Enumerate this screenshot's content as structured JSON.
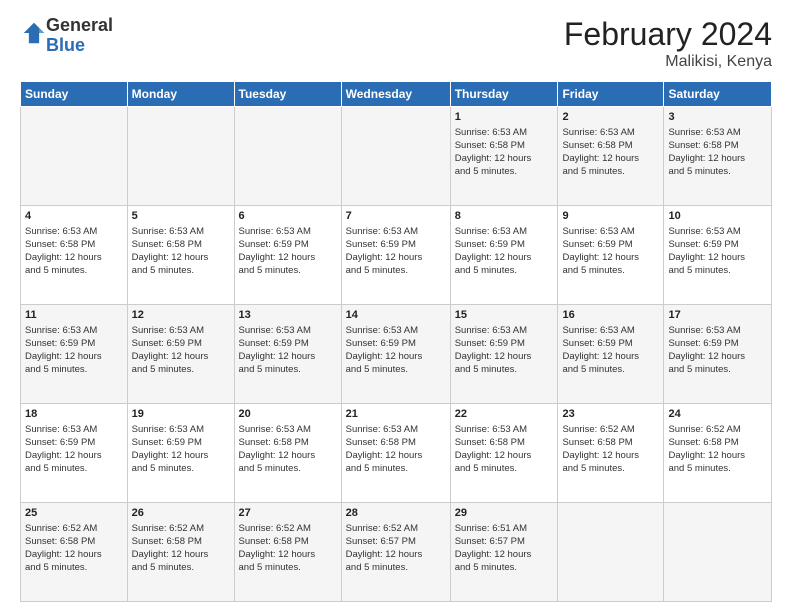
{
  "logo": {
    "general": "General",
    "blue": "Blue"
  },
  "header": {
    "month": "February 2024",
    "location": "Malikisi, Kenya"
  },
  "weekdays": [
    "Sunday",
    "Monday",
    "Tuesday",
    "Wednesday",
    "Thursday",
    "Friday",
    "Saturday"
  ],
  "weeks": [
    [
      {
        "day": "",
        "info": ""
      },
      {
        "day": "",
        "info": ""
      },
      {
        "day": "",
        "info": ""
      },
      {
        "day": "",
        "info": ""
      },
      {
        "day": "1",
        "info": "Sunrise: 6:53 AM\nSunset: 6:58 PM\nDaylight: 12 hours\nand 5 minutes."
      },
      {
        "day": "2",
        "info": "Sunrise: 6:53 AM\nSunset: 6:58 PM\nDaylight: 12 hours\nand 5 minutes."
      },
      {
        "day": "3",
        "info": "Sunrise: 6:53 AM\nSunset: 6:58 PM\nDaylight: 12 hours\nand 5 minutes."
      }
    ],
    [
      {
        "day": "4",
        "info": "Sunrise: 6:53 AM\nSunset: 6:58 PM\nDaylight: 12 hours\nand 5 minutes."
      },
      {
        "day": "5",
        "info": "Sunrise: 6:53 AM\nSunset: 6:58 PM\nDaylight: 12 hours\nand 5 minutes."
      },
      {
        "day": "6",
        "info": "Sunrise: 6:53 AM\nSunset: 6:59 PM\nDaylight: 12 hours\nand 5 minutes."
      },
      {
        "day": "7",
        "info": "Sunrise: 6:53 AM\nSunset: 6:59 PM\nDaylight: 12 hours\nand 5 minutes."
      },
      {
        "day": "8",
        "info": "Sunrise: 6:53 AM\nSunset: 6:59 PM\nDaylight: 12 hours\nand 5 minutes."
      },
      {
        "day": "9",
        "info": "Sunrise: 6:53 AM\nSunset: 6:59 PM\nDaylight: 12 hours\nand 5 minutes."
      },
      {
        "day": "10",
        "info": "Sunrise: 6:53 AM\nSunset: 6:59 PM\nDaylight: 12 hours\nand 5 minutes."
      }
    ],
    [
      {
        "day": "11",
        "info": "Sunrise: 6:53 AM\nSunset: 6:59 PM\nDaylight: 12 hours\nand 5 minutes."
      },
      {
        "day": "12",
        "info": "Sunrise: 6:53 AM\nSunset: 6:59 PM\nDaylight: 12 hours\nand 5 minutes."
      },
      {
        "day": "13",
        "info": "Sunrise: 6:53 AM\nSunset: 6:59 PM\nDaylight: 12 hours\nand 5 minutes."
      },
      {
        "day": "14",
        "info": "Sunrise: 6:53 AM\nSunset: 6:59 PM\nDaylight: 12 hours\nand 5 minutes."
      },
      {
        "day": "15",
        "info": "Sunrise: 6:53 AM\nSunset: 6:59 PM\nDaylight: 12 hours\nand 5 minutes."
      },
      {
        "day": "16",
        "info": "Sunrise: 6:53 AM\nSunset: 6:59 PM\nDaylight: 12 hours\nand 5 minutes."
      },
      {
        "day": "17",
        "info": "Sunrise: 6:53 AM\nSunset: 6:59 PM\nDaylight: 12 hours\nand 5 minutes."
      }
    ],
    [
      {
        "day": "18",
        "info": "Sunrise: 6:53 AM\nSunset: 6:59 PM\nDaylight: 12 hours\nand 5 minutes."
      },
      {
        "day": "19",
        "info": "Sunrise: 6:53 AM\nSunset: 6:59 PM\nDaylight: 12 hours\nand 5 minutes."
      },
      {
        "day": "20",
        "info": "Sunrise: 6:53 AM\nSunset: 6:58 PM\nDaylight: 12 hours\nand 5 minutes."
      },
      {
        "day": "21",
        "info": "Sunrise: 6:53 AM\nSunset: 6:58 PM\nDaylight: 12 hours\nand 5 minutes."
      },
      {
        "day": "22",
        "info": "Sunrise: 6:53 AM\nSunset: 6:58 PM\nDaylight: 12 hours\nand 5 minutes."
      },
      {
        "day": "23",
        "info": "Sunrise: 6:52 AM\nSunset: 6:58 PM\nDaylight: 12 hours\nand 5 minutes."
      },
      {
        "day": "24",
        "info": "Sunrise: 6:52 AM\nSunset: 6:58 PM\nDaylight: 12 hours\nand 5 minutes."
      }
    ],
    [
      {
        "day": "25",
        "info": "Sunrise: 6:52 AM\nSunset: 6:58 PM\nDaylight: 12 hours\nand 5 minutes."
      },
      {
        "day": "26",
        "info": "Sunrise: 6:52 AM\nSunset: 6:58 PM\nDaylight: 12 hours\nand 5 minutes."
      },
      {
        "day": "27",
        "info": "Sunrise: 6:52 AM\nSunset: 6:58 PM\nDaylight: 12 hours\nand 5 minutes."
      },
      {
        "day": "28",
        "info": "Sunrise: 6:52 AM\nSunset: 6:57 PM\nDaylight: 12 hours\nand 5 minutes."
      },
      {
        "day": "29",
        "info": "Sunrise: 6:51 AM\nSunset: 6:57 PM\nDaylight: 12 hours\nand 5 minutes."
      },
      {
        "day": "",
        "info": ""
      },
      {
        "day": "",
        "info": ""
      }
    ]
  ]
}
▬▬▬▬▬▬▬▬▬▬
_SHORT TASK:_ Repeat the material above in full and exactly, apart from the pictures.

_SOLUTION TO THIS EXERCISE:_
Enumerate this screenshot's content as structured JSON.
{
  "logo": {
    "general": "General",
    "blue": "Blue"
  },
  "header": {
    "month": "February 2024",
    "location": "Malikisi, Kenya"
  },
  "weekdays": [
    "Sunday",
    "Monday",
    "Tuesday",
    "Wednesday",
    "Thursday",
    "Friday",
    "Saturday"
  ],
  "weeks": [
    [
      {
        "day": "",
        "info": ""
      },
      {
        "day": "",
        "info": ""
      },
      {
        "day": "",
        "info": ""
      },
      {
        "day": "",
        "info": ""
      },
      {
        "day": "1",
        "info": "Sunrise: 6:53 AM\nSunset: 6:58 PM\nDaylight: 12 hours\nand 5 minutes."
      },
      {
        "day": "2",
        "info": "Sunrise: 6:53 AM\nSunset: 6:58 PM\nDaylight: 12 hours\nand 5 minutes."
      },
      {
        "day": "3",
        "info": "Sunrise: 6:53 AM\nSunset: 6:58 PM\nDaylight: 12 hours\nand 5 minutes."
      }
    ],
    [
      {
        "day": "4",
        "info": "Sunrise: 6:53 AM\nSunset: 6:58 PM\nDaylight: 12 hours\nand 5 minutes."
      },
      {
        "day": "5",
        "info": "Sunrise: 6:53 AM\nSunset: 6:58 PM\nDaylight: 12 hours\nand 5 minutes."
      },
      {
        "day": "6",
        "info": "Sunrise: 6:53 AM\nSunset: 6:59 PM\nDaylight: 12 hours\nand 5 minutes."
      },
      {
        "day": "7",
        "info": "Sunrise: 6:53 AM\nSunset: 6:59 PM\nDaylight: 12 hours\nand 5 minutes."
      },
      {
        "day": "8",
        "info": "Sunrise: 6:53 AM\nSunset: 6:59 PM\nDaylight: 12 hours\nand 5 minutes."
      },
      {
        "day": "9",
        "info": "Sunrise: 6:53 AM\nSunset: 6:59 PM\nDaylight: 12 hours\nand 5 minutes."
      },
      {
        "day": "10",
        "info": "Sunrise: 6:53 AM\nSunset: 6:59 PM\nDaylight: 12 hours\nand 5 minutes."
      }
    ],
    [
      {
        "day": "11",
        "info": "Sunrise: 6:53 AM\nSunset: 6:59 PM\nDaylight: 12 hours\nand 5 minutes."
      },
      {
        "day": "12",
        "info": "Sunrise: 6:53 AM\nSunset: 6:59 PM\nDaylight: 12 hours\nand 5 minutes."
      },
      {
        "day": "13",
        "info": "Sunrise: 6:53 AM\nSunset: 6:59 PM\nDaylight: 12 hours\nand 5 minutes."
      },
      {
        "day": "14",
        "info": "Sunrise: 6:53 AM\nSunset: 6:59 PM\nDaylight: 12 hours\nand 5 minutes."
      },
      {
        "day": "15",
        "info": "Sunrise: 6:53 AM\nSunset: 6:59 PM\nDaylight: 12 hours\nand 5 minutes."
      },
      {
        "day": "16",
        "info": "Sunrise: 6:53 AM\nSunset: 6:59 PM\nDaylight: 12 hours\nand 5 minutes."
      },
      {
        "day": "17",
        "info": "Sunrise: 6:53 AM\nSunset: 6:59 PM\nDaylight: 12 hours\nand 5 minutes."
      }
    ],
    [
      {
        "day": "18",
        "info": "Sunrise: 6:53 AM\nSunset: 6:59 PM\nDaylight: 12 hours\nand 5 minutes."
      },
      {
        "day": "19",
        "info": "Sunrise: 6:53 AM\nSunset: 6:59 PM\nDaylight: 12 hours\nand 5 minutes."
      },
      {
        "day": "20",
        "info": "Sunrise: 6:53 AM\nSunset: 6:58 PM\nDaylight: 12 hours\nand 5 minutes."
      },
      {
        "day": "21",
        "info": "Sunrise: 6:53 AM\nSunset: 6:58 PM\nDaylight: 12 hours\nand 5 minutes."
      },
      {
        "day": "22",
        "info": "Sunrise: 6:53 AM\nSunset: 6:58 PM\nDaylight: 12 hours\nand 5 minutes."
      },
      {
        "day": "23",
        "info": "Sunrise: 6:52 AM\nSunset: 6:58 PM\nDaylight: 12 hours\nand 5 minutes."
      },
      {
        "day": "24",
        "info": "Sunrise: 6:52 AM\nSunset: 6:58 PM\nDaylight: 12 hours\nand 5 minutes."
      }
    ],
    [
      {
        "day": "25",
        "info": "Sunrise: 6:52 AM\nSunset: 6:58 PM\nDaylight: 12 hours\nand 5 minutes."
      },
      {
        "day": "26",
        "info": "Sunrise: 6:52 AM\nSunset: 6:58 PM\nDaylight: 12 hours\nand 5 minutes."
      },
      {
        "day": "27",
        "info": "Sunrise: 6:52 AM\nSunset: 6:58 PM\nDaylight: 12 hours\nand 5 minutes."
      },
      {
        "day": "28",
        "info": "Sunrise: 6:52 AM\nSunset: 6:57 PM\nDaylight: 12 hours\nand 5 minutes."
      },
      {
        "day": "29",
        "info": "Sunrise: 6:51 AM\nSunset: 6:57 PM\nDaylight: 12 hours\nand 5 minutes."
      },
      {
        "day": "",
        "info": ""
      },
      {
        "day": "",
        "info": ""
      }
    ]
  ]
}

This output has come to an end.